> **Work required**:
Tally the lines that hold the string "Meeresspiegelanstieg", and reply with the count alone.

> **Task material**:
* * * *

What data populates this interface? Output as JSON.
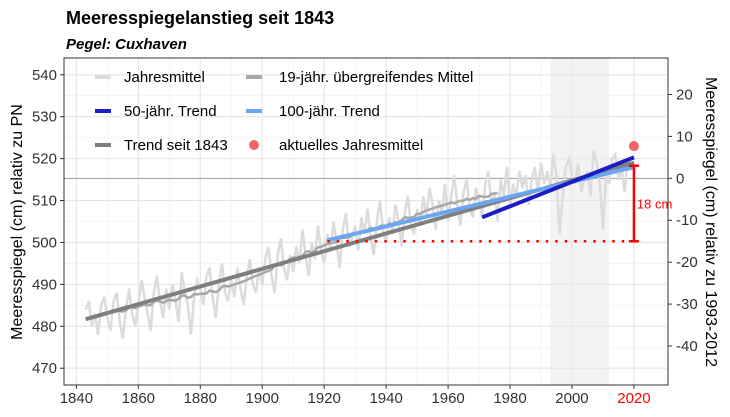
{
  "title": "Meeresspiegelanstieg seit 1843",
  "subtitle": "Pegel: Cuxhaven",
  "chart_data": {
    "type": "line",
    "title": "Meeresspiegelanstieg seit 1843",
    "subtitle": "Pegel: Cuxhaven",
    "xlabel": "",
    "ylabel": "Meeresspiegel (cm) relativ zu PN",
    "ylabel_right": "Meeresspiegel (cm) relativ zu 1993-2012",
    "xlim": [
      1836,
      2031
    ],
    "ylim": [
      466,
      544
    ],
    "xticks": [
      1840,
      1860,
      1880,
      1900,
      1920,
      1940,
      1960,
      1980,
      2000,
      2020
    ],
    "xtick_highlight": 2020,
    "xtick_highlight_color": "#ff0000",
    "yticks": [
      470,
      480,
      490,
      500,
      510,
      520,
      530,
      540
    ],
    "yticks_right": [
      20,
      10,
      0,
      -10,
      -20,
      -30,
      -40
    ],
    "right_axis_offset": 515.3,
    "reference_period": [
      1993,
      2012
    ],
    "grid": true,
    "legend_placement": "top-left",
    "legend": [
      {
        "label": "Jahresmittel",
        "color": "#dcdcdc",
        "kind": "line"
      },
      {
        "label": "19-jähr. übergreifendes Mittel",
        "color": "#a8a8a8",
        "kind": "line"
      },
      {
        "label": "50-jähr. Trend",
        "color": "#1c1cc4",
        "kind": "line"
      },
      {
        "label": "100-jähr. Trend",
        "color": "#6aa6f2",
        "kind": "line"
      },
      {
        "label": "Trend seit 1843",
        "color": "#7f7f7f",
        "kind": "line"
      },
      {
        "label": "aktuelles Jahresmittel",
        "color": "#f06464",
        "kind": "point"
      }
    ],
    "annual": {
      "start_year": 1843,
      "values": [
        484,
        486,
        480,
        483,
        478,
        485,
        487,
        482,
        479,
        486,
        488,
        481,
        477,
        484,
        489,
        483,
        480,
        485,
        491,
        487,
        483,
        479,
        488,
        492,
        486,
        482,
        489,
        484,
        490,
        486,
        481,
        493,
        488,
        485,
        478,
        487,
        491,
        489,
        485,
        492,
        494,
        487,
        482,
        490,
        495,
        488,
        486,
        491,
        487,
        494,
        489,
        485,
        492,
        496,
        490,
        488,
        494,
        490,
        496,
        499,
        492,
        488,
        497,
        501,
        494,
        491,
        497,
        493,
        499,
        495,
        503,
        497,
        492,
        500,
        496,
        504,
        498,
        495,
        502,
        498,
        505,
        500,
        494,
        503,
        507,
        499,
        501,
        504,
        498,
        506,
        502,
        508,
        501,
        497,
        505,
        510,
        503,
        500,
        506,
        502,
        509,
        505,
        499,
        507,
        511,
        504,
        502,
        508,
        504,
        511,
        506,
        513,
        509,
        503,
        510,
        507,
        514,
        505,
        511,
        516,
        509,
        504,
        512,
        515,
        508,
        506,
        513,
        510,
        506,
        514,
        517,
        509,
        512,
        505,
        515,
        511,
        518,
        508,
        514,
        511,
        517,
        513,
        516,
        509,
        515,
        518,
        512,
        519,
        514,
        517,
        513,
        521,
        516,
        502,
        511,
        518,
        520,
        516,
        514,
        519,
        512,
        515,
        517,
        511,
        522,
        519,
        514,
        503,
        516,
        514,
        520,
        521,
        515,
        518,
        512,
        520,
        517
      ]
    },
    "running_mean_window": 19,
    "running_mean_end_year": 1976,
    "trend_1843": {
      "x": [
        1843,
        2020
      ],
      "y": [
        481.7,
        519.0
      ]
    },
    "trend_50": {
      "x": [
        1971,
        2020
      ],
      "y": [
        506.0,
        520.3
      ]
    },
    "trend_100": {
      "x": [
        1921,
        2020
      ],
      "y": [
        500.5,
        518.0
      ]
    },
    "current": {
      "year": 2020,
      "value": 523.0
    },
    "rise_annotation": {
      "label": "18 cm",
      "year": 2020,
      "from": 500.3,
      "to": 518.3,
      "baseline_start": 1921,
      "color": "#ff0000"
    }
  }
}
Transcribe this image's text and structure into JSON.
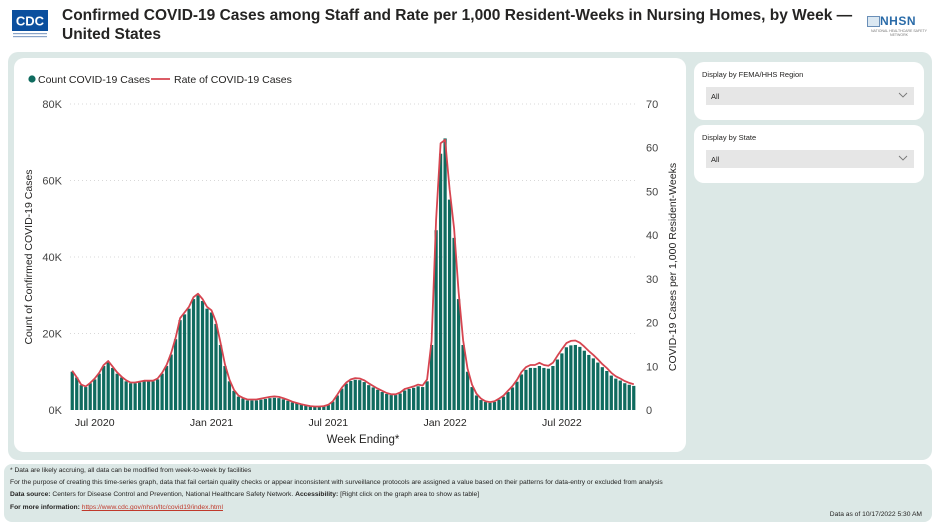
{
  "header": {
    "title": "Confirmed COVID-19 Cases among Staff and Rate per 1,000 Resident-Weeks in Nursing Homes, by Week — United States",
    "logo_left": "CDC",
    "logo_right": "NHSN",
    "logo_right_sub": "NATIONAL HEALTHCARE SAFETY NETWORK"
  },
  "filters": [
    {
      "label": "Display by FEMA/HHS Region",
      "value": "All"
    },
    {
      "label": "Display by State",
      "value": "All"
    }
  ],
  "footer": {
    "note1": "* Data are likely accruing, all data can be modified from week-to-week by facilities",
    "note2": "For the purpose of creating this time-series graph, data that fail certain quality checks or appear inconsistent with surveillance protocols are assigned a value based on their patterns for data-entry or excluded from analysis",
    "source_label": "Data source:",
    "source_text": "Centers for Disease Control and Prevention, National Healthcare Safety Network.",
    "access_label": "Accessibility:",
    "access_text": "[Right click on the graph area to show as table]",
    "info_label": "For more information:",
    "info_link": "https://www.cdc.gov/nhsn/ltc/covid19/index.html",
    "as_of": "Data as of 10/17/2022 5:30 AM"
  },
  "colors": {
    "bar": "#0f6b5f",
    "line": "#d64550",
    "panel": "#dce8e6"
  },
  "chart_data": {
    "type": "bar",
    "title": "",
    "legend": [
      {
        "name": "Count COVID-19 Cases",
        "type": "bar"
      },
      {
        "name": "Rate of COVID-19 Cases",
        "type": "line"
      }
    ],
    "legend_position": "top-left",
    "xlabel": "Week Ending*",
    "ylabel": "Count of Confirmed COVID-19 Cases",
    "y2label": "COVID-19 Cases per 1,000 Resident-Weeks",
    "ylim": [
      0,
      80000
    ],
    "y2lim": [
      0,
      70
    ],
    "yticks": [
      "0K",
      "20K",
      "40K",
      "60K",
      "80K"
    ],
    "y2ticks": [
      "0",
      "10",
      "20",
      "30",
      "40",
      "50",
      "60",
      "70"
    ],
    "xticks": [
      {
        "label": "Jul 2020",
        "index": 5
      },
      {
        "label": "Jan 2021",
        "index": 31
      },
      {
        "label": "Jul 2021",
        "index": 57
      },
      {
        "label": "Jan 2022",
        "index": 83
      },
      {
        "label": "Jul 2022",
        "index": 109
      }
    ],
    "grid": true,
    "series": [
      {
        "name": "Count COVID-19 Cases",
        "values": [
          10000,
          8500,
          6500,
          6000,
          7000,
          8000,
          9500,
          11500,
          12500,
          11000,
          9500,
          8500,
          7500,
          7000,
          7000,
          7200,
          7500,
          7500,
          7500,
          8000,
          9500,
          11500,
          14500,
          18500,
          23500,
          25000,
          26500,
          29000,
          30000,
          28500,
          26500,
          25500,
          22500,
          17000,
          11500,
          7500,
          5000,
          3500,
          3000,
          2500,
          2500,
          2500,
          2700,
          2900,
          3100,
          3200,
          3100,
          2800,
          2400,
          2000,
          1700,
          1400,
          1200,
          1000,
          900,
          900,
          1000,
          1300,
          2200,
          3800,
          5600,
          6900,
          7600,
          7900,
          7800,
          7300,
          6500,
          5900,
          5300,
          4700,
          4200,
          3900,
          3900,
          4300,
          5100,
          5500,
          5800,
          6200,
          6000,
          7500,
          17000,
          47000,
          67000,
          71000,
          55000,
          45000,
          29000,
          17000,
          10000,
          6000,
          3800,
          2600,
          2100,
          1900,
          2100,
          2700,
          3500,
          4700,
          5900,
          7400,
          9300,
          10500,
          11000,
          11000,
          11500,
          11000,
          10800,
          11500,
          13200,
          14800,
          16400,
          16900,
          17000,
          16500,
          15500,
          14400,
          13500,
          12400,
          11200,
          10200,
          9000,
          8200,
          7700,
          7000,
          6600,
          6300
        ],
        "color": "#0f6b5f"
      },
      {
        "name": "Rate of COVID-19 Cases",
        "values": [
          9.0,
          7.5,
          5.8,
          5.4,
          6.2,
          7.2,
          8.5,
          10.3,
          11.2,
          9.9,
          8.6,
          7.6,
          6.8,
          6.3,
          6.3,
          6.5,
          6.7,
          6.7,
          6.7,
          7.2,
          8.5,
          10.3,
          13.0,
          16.5,
          21.0,
          22.3,
          23.6,
          25.8,
          26.6,
          25.4,
          23.6,
          22.8,
          20.2,
          15.4,
          10.4,
          6.9,
          4.6,
          3.3,
          2.8,
          2.4,
          2.4,
          2.4,
          2.6,
          2.8,
          3.0,
          3.1,
          3.0,
          2.7,
          2.3,
          1.9,
          1.6,
          1.3,
          1.1,
          0.9,
          0.8,
          0.8,
          0.9,
          1.2,
          2.0,
          3.5,
          5.1,
          6.3,
          7.0,
          7.3,
          7.2,
          6.8,
          6.1,
          5.5,
          4.9,
          4.4,
          3.9,
          3.6,
          3.6,
          4.0,
          4.8,
          5.1,
          5.4,
          5.8,
          5.6,
          7.0,
          15.8,
          43.5,
          61.0,
          61.8,
          50.5,
          41.5,
          27.0,
          16.0,
          9.5,
          5.8,
          3.7,
          2.6,
          2.0,
          1.8,
          2.0,
          2.6,
          3.3,
          4.4,
          5.5,
          6.9,
          8.7,
          9.8,
          10.3,
          10.3,
          10.8,
          10.3,
          10.1,
          10.8,
          12.4,
          13.9,
          15.3,
          15.8,
          15.9,
          15.4,
          14.5,
          13.5,
          12.6,
          11.6,
          10.5,
          9.6,
          8.5,
          7.7,
          7.2,
          6.6,
          6.2,
          5.9
        ],
        "color": "#d64550"
      }
    ]
  }
}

* * * *

> **Answer in full**:
2